YOUR GOAL: Extract the line that contains "What data populates" and every line after it to the end of the records below, exactly as written and nothing else.

Collected data entries:
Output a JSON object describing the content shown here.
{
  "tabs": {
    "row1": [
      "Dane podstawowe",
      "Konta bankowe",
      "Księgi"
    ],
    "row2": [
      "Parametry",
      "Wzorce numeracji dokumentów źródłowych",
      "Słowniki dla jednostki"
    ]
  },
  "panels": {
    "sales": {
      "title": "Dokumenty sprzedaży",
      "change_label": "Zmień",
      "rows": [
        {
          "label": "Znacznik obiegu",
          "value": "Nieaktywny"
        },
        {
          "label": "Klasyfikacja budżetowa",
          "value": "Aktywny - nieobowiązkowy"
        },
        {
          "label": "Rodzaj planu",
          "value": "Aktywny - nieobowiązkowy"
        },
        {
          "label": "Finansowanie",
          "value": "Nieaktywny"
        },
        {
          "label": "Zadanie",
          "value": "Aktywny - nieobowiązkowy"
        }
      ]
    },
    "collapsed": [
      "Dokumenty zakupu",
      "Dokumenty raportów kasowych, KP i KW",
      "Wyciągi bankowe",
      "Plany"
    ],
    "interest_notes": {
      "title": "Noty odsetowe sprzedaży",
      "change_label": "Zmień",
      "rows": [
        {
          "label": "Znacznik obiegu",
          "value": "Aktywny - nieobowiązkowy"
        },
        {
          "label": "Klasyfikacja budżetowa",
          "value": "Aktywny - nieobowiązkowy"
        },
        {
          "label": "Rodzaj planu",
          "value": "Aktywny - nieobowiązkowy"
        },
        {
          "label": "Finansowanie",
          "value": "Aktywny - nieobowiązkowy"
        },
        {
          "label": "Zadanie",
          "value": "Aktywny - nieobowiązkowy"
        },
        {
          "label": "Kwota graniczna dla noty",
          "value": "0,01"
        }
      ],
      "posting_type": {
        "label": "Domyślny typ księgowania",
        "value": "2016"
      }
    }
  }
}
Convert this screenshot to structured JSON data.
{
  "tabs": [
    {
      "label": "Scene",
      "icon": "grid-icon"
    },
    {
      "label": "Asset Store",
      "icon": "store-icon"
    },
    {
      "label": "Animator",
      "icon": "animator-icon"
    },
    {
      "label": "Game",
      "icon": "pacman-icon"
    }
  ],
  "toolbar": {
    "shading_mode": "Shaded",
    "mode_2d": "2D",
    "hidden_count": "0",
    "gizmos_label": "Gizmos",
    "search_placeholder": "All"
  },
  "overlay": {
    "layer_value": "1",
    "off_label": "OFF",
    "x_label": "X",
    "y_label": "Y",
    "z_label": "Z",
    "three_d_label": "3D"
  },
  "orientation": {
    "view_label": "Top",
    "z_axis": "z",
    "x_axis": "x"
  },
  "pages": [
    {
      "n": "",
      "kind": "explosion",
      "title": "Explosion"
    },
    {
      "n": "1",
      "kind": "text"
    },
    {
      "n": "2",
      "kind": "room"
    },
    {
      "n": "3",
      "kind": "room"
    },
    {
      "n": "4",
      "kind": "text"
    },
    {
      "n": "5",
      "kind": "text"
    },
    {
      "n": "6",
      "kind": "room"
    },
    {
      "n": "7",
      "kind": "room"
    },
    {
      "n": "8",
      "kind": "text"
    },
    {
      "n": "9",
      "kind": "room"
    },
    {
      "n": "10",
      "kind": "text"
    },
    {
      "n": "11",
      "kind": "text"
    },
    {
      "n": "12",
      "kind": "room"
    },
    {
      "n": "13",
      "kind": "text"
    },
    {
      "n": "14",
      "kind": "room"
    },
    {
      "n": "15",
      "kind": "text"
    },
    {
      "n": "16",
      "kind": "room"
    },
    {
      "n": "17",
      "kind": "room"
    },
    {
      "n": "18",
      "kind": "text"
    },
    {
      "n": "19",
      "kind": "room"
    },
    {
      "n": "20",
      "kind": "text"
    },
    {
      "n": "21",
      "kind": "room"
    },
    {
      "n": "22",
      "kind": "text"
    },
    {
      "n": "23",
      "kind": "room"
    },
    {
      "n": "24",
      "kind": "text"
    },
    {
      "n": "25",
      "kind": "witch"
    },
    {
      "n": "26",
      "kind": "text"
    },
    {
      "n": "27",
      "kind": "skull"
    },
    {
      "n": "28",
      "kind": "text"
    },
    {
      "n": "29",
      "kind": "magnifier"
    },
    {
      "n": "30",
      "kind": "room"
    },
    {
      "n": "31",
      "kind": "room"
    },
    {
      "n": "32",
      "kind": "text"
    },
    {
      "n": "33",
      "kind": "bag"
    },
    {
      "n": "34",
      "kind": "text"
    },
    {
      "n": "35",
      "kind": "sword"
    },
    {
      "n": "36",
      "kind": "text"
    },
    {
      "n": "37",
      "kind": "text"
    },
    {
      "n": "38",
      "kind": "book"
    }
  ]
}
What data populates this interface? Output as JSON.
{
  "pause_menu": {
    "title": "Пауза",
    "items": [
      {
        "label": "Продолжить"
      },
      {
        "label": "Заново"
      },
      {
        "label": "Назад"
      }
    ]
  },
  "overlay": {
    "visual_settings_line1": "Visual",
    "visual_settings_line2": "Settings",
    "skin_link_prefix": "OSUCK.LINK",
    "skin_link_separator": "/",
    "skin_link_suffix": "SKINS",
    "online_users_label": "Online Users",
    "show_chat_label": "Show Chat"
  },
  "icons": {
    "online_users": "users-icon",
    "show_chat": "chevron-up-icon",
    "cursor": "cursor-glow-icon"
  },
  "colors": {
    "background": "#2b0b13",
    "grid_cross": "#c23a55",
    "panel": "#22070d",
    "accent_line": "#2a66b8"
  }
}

RESULT OF THE TASK:
What data populates this interface? Output as JSON.
{
  "pause_menu": {
    "title": "Пауза",
    "items": [
      {
        "label": "Продолжить"
      },
      {
        "label": "Заново"
      },
      {
        "label": "Назад"
      }
    ]
  },
  "overlay": {
    "visual_settings_line1": "Visual",
    "visual_settings_line2": "Settings",
    "skin_link_prefix": "OSUCK.LINK",
    "skin_link_separator": "/",
    "skin_link_suffix": "SKINS",
    "online_users_label": "Online Users",
    "show_chat_label": "Show Chat"
  },
  "icons": {
    "online_users": "users-icon",
    "show_chat": "chevron-up-icon",
    "cursor": "cursor-glow-icon"
  },
  "colors": {
    "background": "#2b0b13",
    "grid_cross": "#c23a55",
    "panel": "#22070d",
    "accent_line": "#2a66b8"
  }
}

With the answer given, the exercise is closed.